TASK STATEMENT:
Read through the records below and copy each line that uses the word "USDT".

-- START THE RECORDS --

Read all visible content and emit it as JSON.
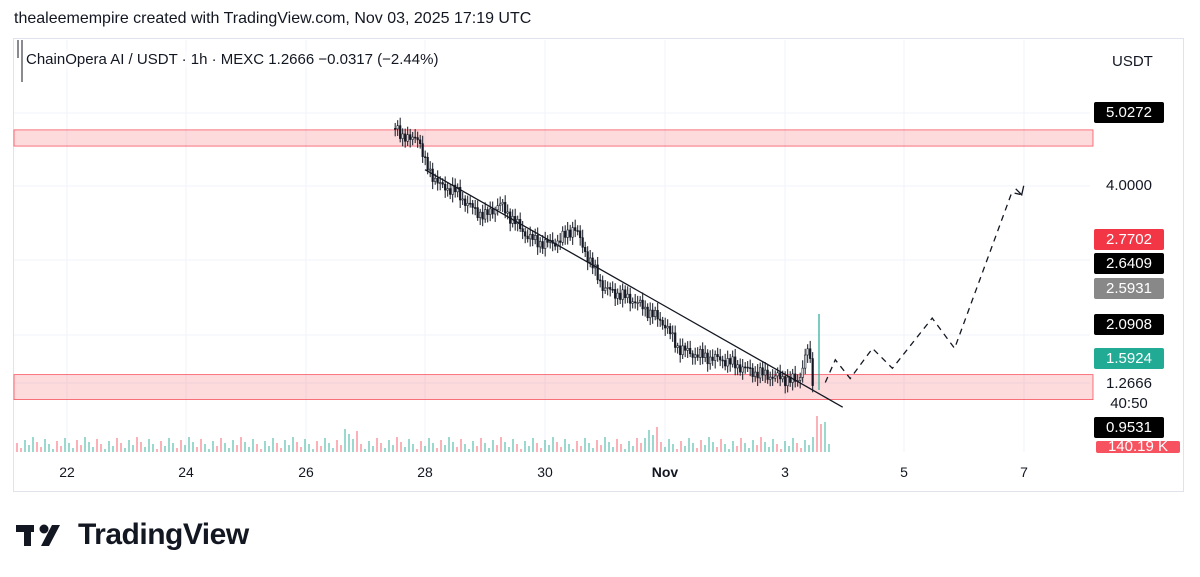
{
  "header": {
    "text": "thealeemempire created with TradingView.com, Nov 03, 2025 17:19 UTC"
  },
  "symbol_line": "ChainOpera AI / USDT · 1h · MEXC  1.2666  −0.0317 (−2.44%)",
  "currency": "USDT",
  "price_tags": [
    {
      "label": "5.0272",
      "bg": "#000000",
      "fg": "#ffffff"
    },
    {
      "label": "4.0000",
      "bg": "transparent",
      "fg": "#131722"
    },
    {
      "label": "2.7702",
      "bg": "#f23645",
      "fg": "#ffffff"
    },
    {
      "label": "2.6409",
      "bg": "#000000",
      "fg": "#ffffff"
    },
    {
      "label": "2.5931",
      "bg": "#888888",
      "fg": "#ffffff"
    },
    {
      "label": "2.0908",
      "bg": "#000000",
      "fg": "#ffffff"
    },
    {
      "label": "1.5924",
      "bg": "#22ab94",
      "fg": "#ffffff"
    },
    {
      "label": "1.2666",
      "bg": "transparent",
      "fg": "#131722"
    },
    {
      "label": "40:50",
      "bg": "transparent",
      "fg": "#131722"
    },
    {
      "label": "0.9531",
      "bg": "#000000",
      "fg": "#ffffff"
    },
    {
      "label": "140.19 K",
      "bg": "#f7525f",
      "fg": "#ffffff"
    }
  ],
  "chart_data": {
    "type": "line",
    "title": "ChainOpera AI / USDT · 1h · MEXC",
    "x_tick_labels": [
      "22",
      "24",
      "26",
      "28",
      "30",
      "Nov",
      "3",
      "5",
      "7"
    ],
    "y_tick_labels": [
      "5.0272",
      "4.0000",
      "2.7702",
      "2.6409",
      "2.5931",
      "2.0908",
      "1.5924",
      "1.2666",
      "0.9531"
    ],
    "series": [
      {
        "name": "ChainOpera AI / USDT",
        "points": [
          [
            "Oct 27 12:00",
            5.6
          ],
          [
            "Oct 27 18:00",
            5.2
          ],
          [
            "Oct 27 21:00",
            5.4
          ],
          [
            "Oct 28 00:00",
            4.55
          ],
          [
            "Oct 28 06:00",
            4.0
          ],
          [
            "Oct 28 12:00",
            3.9
          ],
          [
            "Oct 28 18:00",
            3.55
          ],
          [
            "Oct 29 00:00",
            3.35
          ],
          [
            "Oct 29 06:00",
            3.6
          ],
          [
            "Oct 29 12:00",
            3.25
          ],
          [
            "Oct 29 18:00",
            2.95
          ],
          [
            "Oct 30 00:00",
            2.85
          ],
          [
            "Oct 30 06:00",
            2.9
          ],
          [
            "Oct 30 12:00",
            3.15
          ],
          [
            "Oct 30 18:00",
            2.6
          ],
          [
            "Oct 31 00:00",
            2.2
          ],
          [
            "Oct 31 12:00",
            2.05
          ],
          [
            "Nov 1 00:00",
            1.8
          ],
          [
            "Nov 1 06:00",
            1.55
          ],
          [
            "Nov 1 12:00",
            1.5
          ],
          [
            "Nov 1 18:00",
            1.47
          ],
          [
            "Nov 2 00:00",
            1.45
          ],
          [
            "Nov 2 12:00",
            1.35
          ],
          [
            "Nov 3 00:00",
            1.3
          ],
          [
            "Nov 3 06:00",
            1.28
          ],
          [
            "Nov 3 10:00",
            1.55
          ],
          [
            "Nov 3 12:00",
            1.27
          ]
        ]
      },
      {
        "name": "Projected path",
        "points": [
          [
            "Nov 3 17:00",
            1.27
          ],
          [
            "Nov 3 21:00",
            1.45
          ],
          [
            "Nov 4 03:00",
            1.3
          ],
          [
            "Nov 4 12:00",
            1.55
          ],
          [
            "Nov 4 20:00",
            1.38
          ],
          [
            "Nov 5 12:00",
            1.85
          ],
          [
            "Nov 5 21:00",
            1.55
          ],
          [
            "Nov 6 20:00",
            3.85
          ],
          [
            "Nov 7 00:00",
            3.8
          ]
        ]
      }
    ],
    "trendline": {
      "from": [
        "Oct 28 00:00",
        4.4
      ],
      "to": [
        "Nov 4 00:00",
        1.1
      ]
    },
    "zones": [
      {
        "label": "resistance",
        "from": 5.55,
        "to": 5.05,
        "color": "#f23645"
      },
      {
        "label": "support",
        "from": 1.33,
        "to": 1.15,
        "color": "#f23645"
      }
    ],
    "volume": "bars along bottom, peak near Nov 3"
  },
  "logo": {
    "text": "TradingView"
  }
}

-- END THE RECORDS --

REPLY:
  "symbol_line": "ChainOpera AI / USDT · 1h · MEXC  1.2666  −0.0317 (−2.44%)",
  "currency": "USDT",
    "title": "ChainOpera AI / USDT · 1h · MEXC",
        "name": "ChainOpera AI / USDT",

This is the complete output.